[BEGIN]

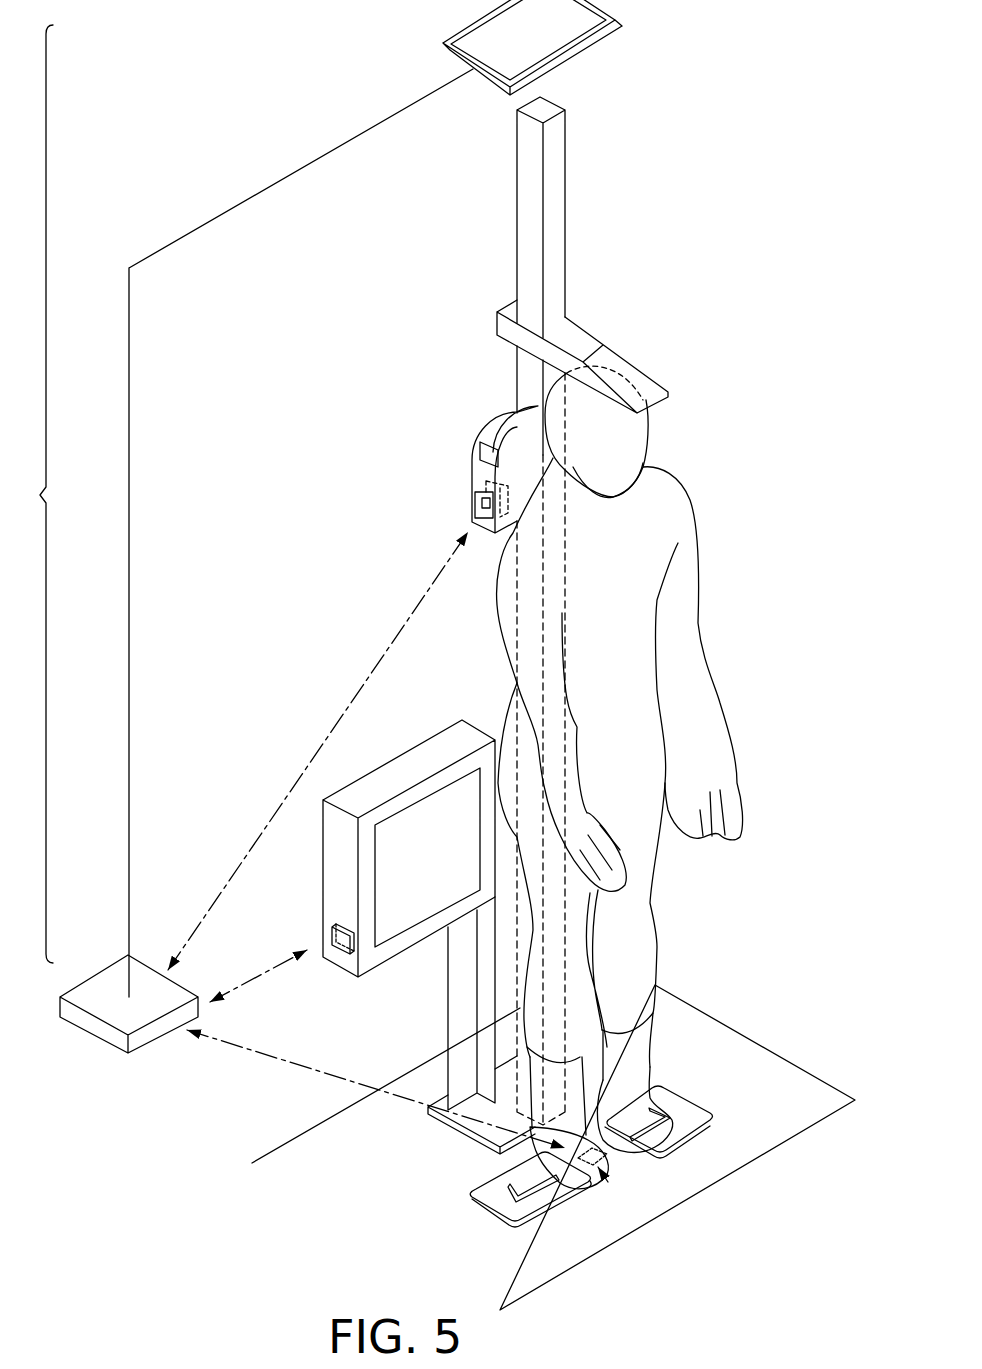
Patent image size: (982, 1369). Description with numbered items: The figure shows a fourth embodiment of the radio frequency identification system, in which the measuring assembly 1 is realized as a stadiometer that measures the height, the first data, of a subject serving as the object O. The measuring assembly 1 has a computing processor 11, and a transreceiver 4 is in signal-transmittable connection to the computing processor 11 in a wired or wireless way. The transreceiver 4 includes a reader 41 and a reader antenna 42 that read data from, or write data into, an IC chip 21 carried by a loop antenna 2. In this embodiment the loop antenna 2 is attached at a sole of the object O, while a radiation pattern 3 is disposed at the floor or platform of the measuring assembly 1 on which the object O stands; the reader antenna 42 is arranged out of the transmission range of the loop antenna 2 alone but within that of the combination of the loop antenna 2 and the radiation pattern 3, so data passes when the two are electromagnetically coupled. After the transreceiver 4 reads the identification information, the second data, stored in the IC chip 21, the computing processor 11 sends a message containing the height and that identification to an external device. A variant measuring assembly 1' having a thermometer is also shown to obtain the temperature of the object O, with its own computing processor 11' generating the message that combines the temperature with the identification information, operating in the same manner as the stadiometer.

The measuring assembly 1 is at (409, 885).
The computing processor 11 is at (373, 968).
The measuring assembly 1' is at (495, 443).
The computing processor 11' is at (460, 485).
The loop antenna 2 is at (603, 1180).
The IC chip 21 is at (600, 1147).
The radiation pattern 3 is at (643, 1140).
The transreceiver 4 is at (35, 494).
The reader 41 is at (102, 977).
The reader antenna 42 is at (477, 23).
The object O is at (678, 506).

[END]

*YOUR TASK*. Pull out every line above that contains the string "transreceiver", treating uppercase and lowercase letters as different.

*IN RESPONSE*.
Patent image size: (982, 1369). Description with numbered items: The figure shows a fourth embodiment of the radio frequency identification system, in which the measuring assembly 1 is realized as a stadiometer that measures the height, the first data, of a subject serving as the object O. The measuring assembly 1 has a computing processor 11, and a transreceiver 4 is in signal-transmittable connection to the computing processor 11 in a wired or wireless way. The transreceiver 4 includes a reader 41 and a reader antenna 42 that read data from, or write data into, an IC chip 21 carried by a loop antenna 2. In this embodiment the loop antenna 2 is attached at a sole of the object O, while a radiation pattern 3 is disposed at the floor or platform of the measuring assembly 1 on which the object O stands; the reader antenna 42 is arranged out of the transmission range of the loop antenna 2 alone but within that of the combination of the loop antenna 2 and the radiation pattern 3, so data passes when the two are electromagnetically coupled. After the transreceiver 4 reads the identification information, the second data, stored in the IC chip 21, the computing processor 11 sends a message containing the height and that identification to an external device. A variant measuring assembly 1' having a thermometer is also shown to obtain the temperature of the object O, with its own computing processor 11' generating the message that combines the temperature with the identification information, operating in the same manner as the stadiometer.
The transreceiver 4 is at (35, 494).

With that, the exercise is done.